##### MATERIAL PROVIDED #####

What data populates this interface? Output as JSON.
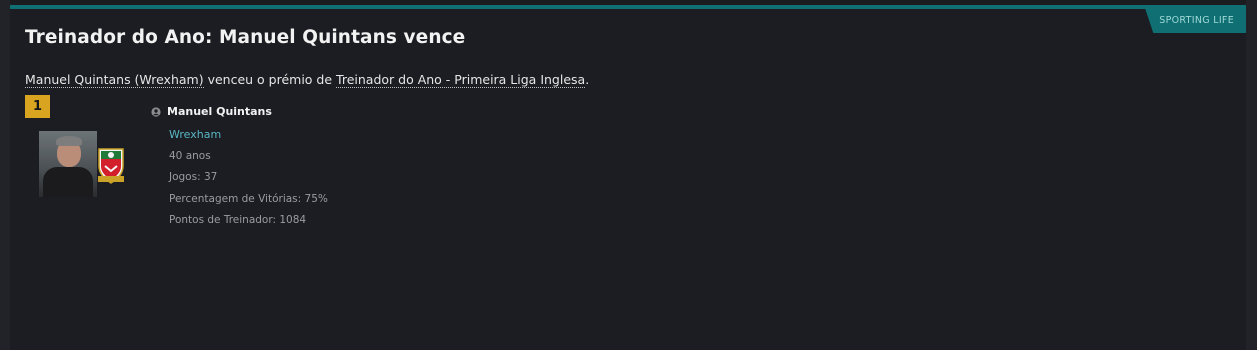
{
  "tag": {
    "label": "SPORTING LIFE"
  },
  "article": {
    "headline": "Treinador do Ano: Manuel Quintans vence",
    "intro": {
      "winner_link": "Manuel Quintans (Wrexham)",
      "middle_text": " venceu o prémio de ",
      "award_link": "Treinador do Ano - Primeira Liga Inglesa",
      "end_text": "."
    }
  },
  "winner": {
    "rank": "1",
    "name": "Manuel Quintans",
    "club": "Wrexham",
    "age": "40 anos",
    "games": "Jogos: 37",
    "win_pct": "Percentagem de Vitórias: 75%",
    "points": "Pontos de Treinador: 1084"
  },
  "colors": {
    "accent": "#0f6f72",
    "rank_badge": "#d9a520",
    "club_link": "#57b6c4",
    "background": "#1c1d22"
  }
}
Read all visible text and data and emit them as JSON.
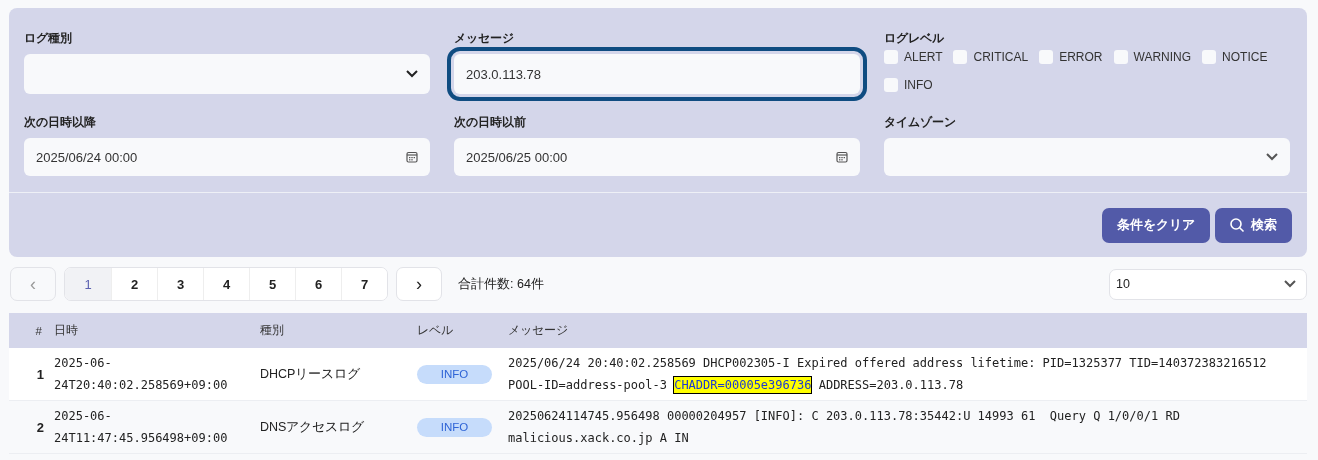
{
  "filters": {
    "log_type": {
      "label": "ログ種別"
    },
    "message": {
      "label": "メッセージ",
      "value": "203.0.113.78",
      "focused": true
    },
    "log_level": {
      "label": "ログレベル",
      "options": [
        {
          "label": "ALERT",
          "checked": false
        },
        {
          "label": "CRITICAL",
          "checked": false
        },
        {
          "label": "ERROR",
          "checked": false
        },
        {
          "label": "WARNING",
          "checked": false
        },
        {
          "label": "NOTICE",
          "checked": false
        },
        {
          "label": "INFO",
          "checked": false
        }
      ]
    },
    "date_from": {
      "label": "次の日時以降",
      "value": "2025/06/24 00:00"
    },
    "date_to": {
      "label": "次の日時以前",
      "value": "2025/06/25 00:00"
    },
    "timezone": {
      "label": "タイムゾーン"
    }
  },
  "buttons": [
    {
      "label": "条件をクリア",
      "kind": "clear"
    },
    {
      "label": "検索",
      "kind": "search"
    }
  ],
  "pagination": {
    "prev": "‹",
    "next": "›",
    "pages": [
      {
        "label": "1",
        "selected": true
      },
      {
        "label": "2",
        "selected": false
      },
      {
        "label": "3",
        "selected": false
      },
      {
        "label": "4",
        "selected": false
      },
      {
        "label": "5",
        "selected": false
      },
      {
        "label": "6",
        "selected": false
      },
      {
        "label": "7",
        "selected": false
      }
    ],
    "total": "合計件数: 64件",
    "page_size": "10"
  },
  "table": {
    "columns": [
      "#",
      "日時",
      "種別",
      "レベル",
      "メッセージ"
    ],
    "rows": [
      {
        "index": "1",
        "datetime": "2025-06-24T20:40:02.258569+09:00",
        "type": "DHCPリースログ",
        "level": "INFO",
        "message": [
          {
            "text": "2025/06/24 20:40:02.258569 DHCP002305-I Expired offered address lifetime: PID=1325377 TID=140372383216512 POOL-ID=address-pool-3 ",
            "highlighted": false
          },
          {
            "text": "CHADDR=00005e396736",
            "highlighted": true
          },
          {
            "text": " ADDRESS=203.0.113.78",
            "highlighted": false
          }
        ]
      },
      {
        "index": "2",
        "datetime": "2025-06-24T11:47:45.956498+09:00",
        "type": "DNSアクセスログ",
        "level": "INFO",
        "message": [
          {
            "text": "20250624114745.956498 00000204957 [INFO]: C 203.0.113.78:35442:U 14993 61  Query Q 1/0/0/1 RD malicious.xack.co.jp A IN",
            "highlighted": false
          }
        ]
      }
    ]
  }
}
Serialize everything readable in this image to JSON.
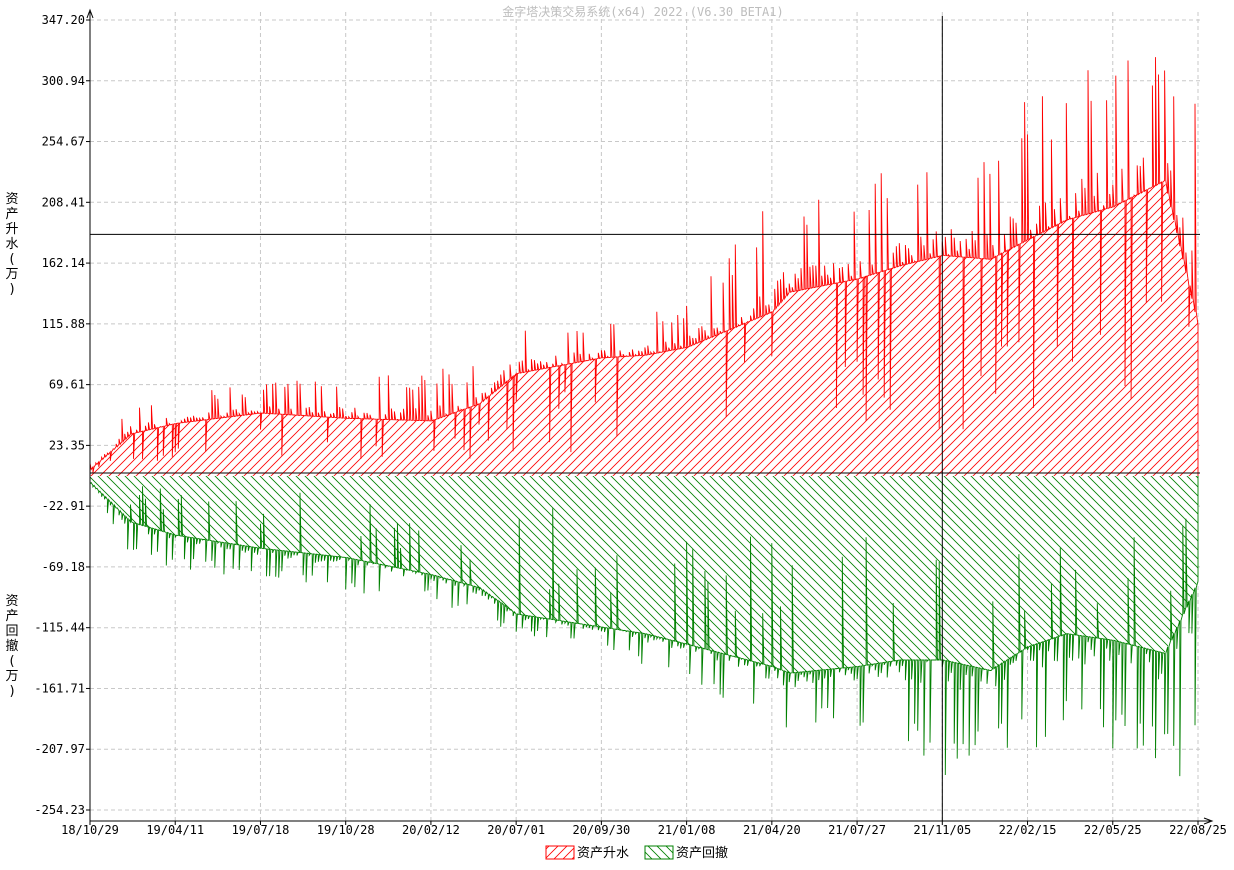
{
  "window": {
    "title": "金字塔决策交易系统(x64) 2022 (V6.30 BETA1)"
  },
  "colors": {
    "up": "#ff0000",
    "down": "#008000",
    "grid": "#c8c8c8"
  },
  "chart_data": {
    "type": "area",
    "title": "金字塔决策交易系统(x64) 2022 (V6.30 BETA1)",
    "ylabel_upper": "资产升水(万)",
    "ylabel_lower": "资产回撤(万)",
    "y_ticks": [
      "347.20",
      "300.94",
      "254.67",
      "208.41",
      "162.14",
      "115.88",
      "69.61",
      "23.35",
      "-22.91",
      "-69.18",
      "-115.44",
      "-161.71",
      "-207.97",
      "-254.23"
    ],
    "y_tick_values": [
      347.2,
      300.94,
      254.67,
      208.41,
      162.14,
      115.88,
      69.61,
      23.35,
      -22.91,
      -69.18,
      -115.44,
      -161.71,
      -207.97,
      -254.23
    ],
    "x_ticks": [
      "18/10/29",
      "19/04/11",
      "19/07/18",
      "19/10/28",
      "20/02/12",
      "20/07/01",
      "20/09/30",
      "21/01/08",
      "21/04/20",
      "21/07/27",
      "21/11/05",
      "22/02/15",
      "22/05/25",
      "22/08/25"
    ],
    "ylim": [
      -254.23,
      347.2
    ],
    "grid": true,
    "crosshair": {
      "x_date": "21/11/05",
      "y_value": 184
    },
    "legend": {
      "position": "bottom-center",
      "items": [
        {
          "label": "资产升水",
          "color": "#ff0000"
        },
        {
          "label": "资产回撤",
          "color": "#008000"
        }
      ]
    },
    "series": [
      {
        "name": "资产升水",
        "x": [
          "18/10/29",
          "19/01/15",
          "19/04/11",
          "19/07/18",
          "19/10/28",
          "20/02/12",
          "20/05/01",
          "20/07/01",
          "20/09/30",
          "20/11/20",
          "21/01/08",
          "21/04/20",
          "21/05/10",
          "21/07/27",
          "21/09/15",
          "21/11/05",
          "22/01/01",
          "22/02/15",
          "22/04/01",
          "22/05/25",
          "22/07/20",
          "22/08/25"
        ],
        "values": [
          5,
          32,
          40,
          48,
          44,
          42,
          55,
          78,
          90,
          92,
          98,
          125,
          140,
          150,
          160,
          168,
          165,
          180,
          195,
          205,
          225,
          115
        ],
        "peaks": [
          10,
          58,
          65,
          70,
          78,
          82,
          85,
          125,
          120,
          122,
          135,
          215,
          220,
          230,
          240,
          250,
          255,
          295,
          300,
          330,
          345,
          280
        ]
      },
      {
        "name": "资产回撤",
        "x": [
          "18/10/29",
          "19/01/15",
          "19/04/11",
          "19/07/18",
          "19/10/28",
          "20/02/12",
          "20/05/01",
          "20/07/01",
          "20/09/30",
          "20/11/20",
          "21/01/08",
          "21/04/20",
          "21/05/10",
          "21/07/27",
          "21/09/15",
          "21/11/05",
          "22/01/01",
          "22/02/15",
          "22/04/01",
          "22/05/25",
          "22/07/20",
          "22/08/25"
        ],
        "values": [
          -5,
          -35,
          -45,
          -55,
          -62,
          -75,
          -85,
          -105,
          -115,
          -120,
          -128,
          -145,
          -150,
          -145,
          -140,
          -140,
          -148,
          -130,
          -120,
          -125,
          -135,
          -80
        ],
        "troughs": [
          -10,
          -62,
          -70,
          -80,
          -90,
          -95,
          -110,
          -120,
          -130,
          -145,
          -155,
          -190,
          -195,
          -190,
          -200,
          -230,
          -210,
          -210,
          -205,
          -215,
          -225,
          -250
        ]
      }
    ]
  }
}
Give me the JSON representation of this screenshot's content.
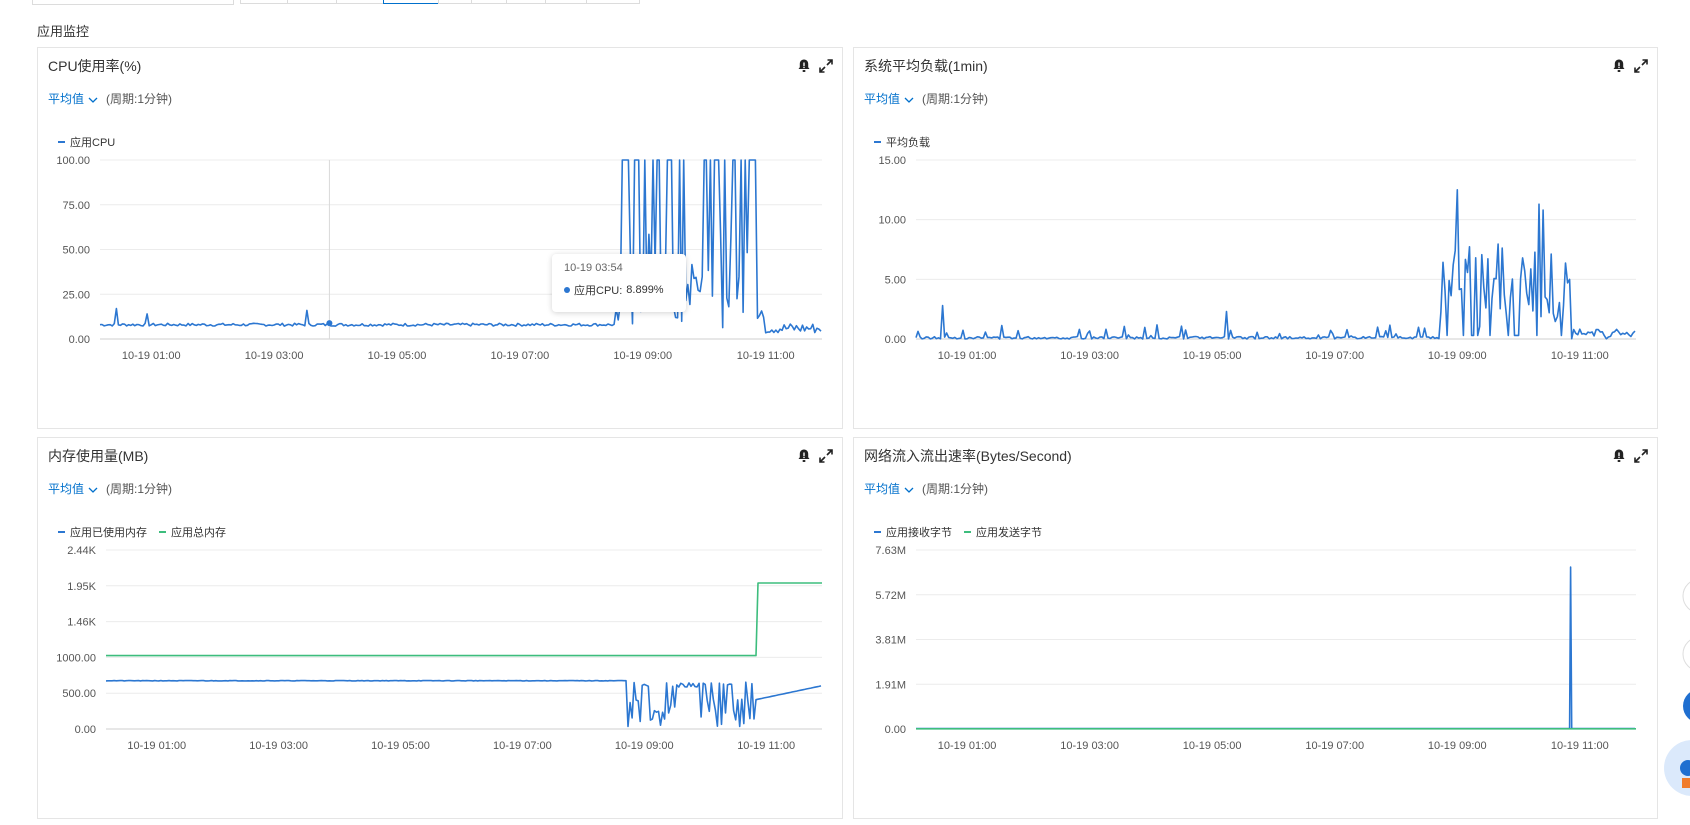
{
  "section_title": "应用监控",
  "colors": {
    "blue": "#2c77d1",
    "green": "#3dbd7d",
    "link": "#0070cc",
    "grid": "#e9e9e9",
    "axis": "#cccccc"
  },
  "icons": {
    "alarm": "bell-icon",
    "expand": "expand-icon",
    "dropdown": "chevron-down-icon"
  },
  "charts": [
    {
      "title": "CPU使用率(%)",
      "agg_label": "平均值",
      "period": "(周期:1分钟)",
      "legend": [
        {
          "name": "应用CPU",
          "color": "#2c77d1"
        }
      ],
      "y_ticks": [
        "100.00",
        "75.00",
        "50.00",
        "25.00",
        "0.00"
      ],
      "x_ticks": [
        "10-19 01:00",
        "10-19 03:00",
        "10-19 05:00",
        "10-19 07:00",
        "10-19 09:00",
        "10-19 11:00"
      ],
      "tooltip": {
        "time": "10-19 03:54",
        "series": "应用CPU:",
        "value": "8.899%"
      }
    },
    {
      "title": "系统平均负载(1min)",
      "agg_label": "平均值",
      "period": "(周期:1分钟)",
      "legend": [
        {
          "name": "平均负载",
          "color": "#2c77d1"
        }
      ],
      "y_ticks": [
        "15.00",
        "10.00",
        "5.00",
        "0.00"
      ],
      "x_ticks": [
        "10-19 01:00",
        "10-19 03:00",
        "10-19 05:00",
        "10-19 07:00",
        "10-19 09:00",
        "10-19 11:00"
      ]
    },
    {
      "title": "内存使用量(MB)",
      "agg_label": "平均值",
      "period": "(周期:1分钟)",
      "legend": [
        {
          "name": "应用已使用内存",
          "color": "#2c77d1"
        },
        {
          "name": "应用总内存",
          "color": "#3dbd7d"
        }
      ],
      "y_ticks": [
        "2.44K",
        "1.95K",
        "1.46K",
        "1000.00",
        "500.00",
        "0.00"
      ],
      "x_ticks": [
        "10-19 01:00",
        "10-19 03:00",
        "10-19 05:00",
        "10-19 07:00",
        "10-19 09:00",
        "10-19 11:00"
      ]
    },
    {
      "title": "网络流入流出速率(Bytes/Second)",
      "agg_label": "平均值",
      "period": "(周期:1分钟)",
      "legend": [
        {
          "name": "应用接收字节",
          "color": "#2c77d1"
        },
        {
          "name": "应用发送字节",
          "color": "#3dbd7d"
        }
      ],
      "y_ticks": [
        "7.63M",
        "5.72M",
        "3.81M",
        "1.91M",
        "0.00"
      ],
      "x_ticks": [
        "10-19 01:00",
        "10-19 03:00",
        "10-19 05:00",
        "10-19 07:00",
        "10-19 09:00",
        "10-19 11:00"
      ]
    }
  ],
  "chart_data": [
    {
      "type": "line",
      "title": "CPU使用率(%)",
      "xlabel": "",
      "ylabel": "",
      "x_range": [
        "10-19 00:10",
        "10-19 11:55"
      ],
      "ylim": [
        0,
        100
      ],
      "series": [
        {
          "name": "应用CPU",
          "description_of_shape": "baseline ~8% from 00:10 to 08:30 with small spikes to ~17% near 00:25, 00:55, 03:30; from ~08:40 to ~10:50 heavy oscillation between ~5% and 100%; after 10:55 drops to ~3-8%",
          "points": [
            [
              "00:10",
              8
            ],
            [
              "00:25",
              17
            ],
            [
              "00:30",
              8
            ],
            [
              "00:55",
              15
            ],
            [
              "01:00",
              8
            ],
            [
              "02:00",
              8
            ],
            [
              "03:00",
              8
            ],
            [
              "03:30",
              16
            ],
            [
              "03:35",
              8
            ],
            [
              "03:54",
              8.899
            ],
            [
              "05:00",
              8
            ],
            [
              "07:00",
              8
            ],
            [
              "08:30",
              8
            ],
            [
              "08:35",
              17
            ],
            [
              "08:40",
              100
            ],
            [
              "09:00",
              30
            ],
            [
              "09:20",
              100
            ],
            [
              "09:40",
              20
            ],
            [
              "10:00",
              100
            ],
            [
              "10:20",
              50
            ],
            [
              "10:40",
              100
            ],
            [
              "10:50",
              0
            ],
            [
              "10:55",
              10
            ],
            [
              "11:30",
              5
            ],
            [
              "11:55",
              7
            ]
          ]
        }
      ],
      "grid": true,
      "legend": "top-left"
    },
    {
      "type": "line",
      "title": "系统平均负载(1min)",
      "ylim": [
        0,
        15
      ],
      "series": [
        {
          "name": "平均负载",
          "points": [
            [
              "00:10",
              0.2
            ],
            [
              "00:30",
              0.3
            ],
            [
              "00:35",
              2.8
            ],
            [
              "00:40",
              0.1
            ],
            [
              "01:00",
              0.3
            ],
            [
              "02:00",
              0.2
            ],
            [
              "03:00",
              0.4
            ],
            [
              "04:00",
              0.3
            ],
            [
              "05:00",
              0.8
            ],
            [
              "05:15",
              2.4
            ],
            [
              "06:00",
              0.4
            ],
            [
              "07:00",
              0.3
            ],
            [
              "08:30",
              0.5
            ],
            [
              "08:45",
              6
            ],
            [
              "09:00",
              12.5
            ],
            [
              "09:10",
              4
            ],
            [
              "09:30",
              8
            ],
            [
              "09:50",
              3
            ],
            [
              "10:10",
              9
            ],
            [
              "10:20",
              11.3
            ],
            [
              "10:30",
              3
            ],
            [
              "10:45",
              6
            ],
            [
              "11:00",
              0.8
            ],
            [
              "11:30",
              0.6
            ],
            [
              "11:55",
              0.4
            ]
          ]
        }
      ],
      "grid": true,
      "legend": "top-left"
    },
    {
      "type": "line",
      "title": "内存使用量(MB)",
      "ylim": [
        0,
        2440
      ],
      "series": [
        {
          "name": "应用已使用内存",
          "points": [
            [
              "00:10",
              660
            ],
            [
              "08:40",
              660
            ],
            [
              "08:45",
              150
            ],
            [
              "09:00",
              600
            ],
            [
              "09:30",
              100
            ],
            [
              "10:00",
              600
            ],
            [
              "10:30",
              50
            ],
            [
              "10:50",
              400
            ],
            [
              "11:00",
              550
            ],
            [
              "11:30",
              580
            ],
            [
              "11:55",
              590
            ]
          ]
        },
        {
          "name": "应用总内存",
          "points": [
            [
              "00:10",
              1000
            ],
            [
              "10:50",
              1000
            ],
            [
              "10:52",
              1990
            ],
            [
              "11:55",
              1990
            ]
          ]
        }
      ],
      "grid": true,
      "legend": "top-left"
    },
    {
      "type": "line",
      "title": "网络流入流出速率(Bytes/Second)",
      "ylim": [
        0,
        7630000
      ],
      "series": [
        {
          "name": "应用接收字节",
          "points": [
            [
              "00:10",
              10000
            ],
            [
              "10:50",
              10000
            ],
            [
              "10:51",
              6900000
            ],
            [
              "10:52",
              10000
            ],
            [
              "11:55",
              10000
            ]
          ]
        },
        {
          "name": "应用发送字节",
          "points": [
            [
              "00:10",
              8000
            ],
            [
              "11:55",
              8000
            ]
          ]
        }
      ],
      "grid": true,
      "legend": "top-left"
    }
  ]
}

#####

# WHAT THE EXERCISE ASKS:
Collect the complete line wherever the string "金字塔决策交易系统" appears in the records.

# FINISHED EXERCISE:
    "title": "金字塔决策交易系统(x64) 2022 (V6.30 BETA1)"
    "title": "金字塔决策交易系统(x64) 2022 (V6.30 BETA1)",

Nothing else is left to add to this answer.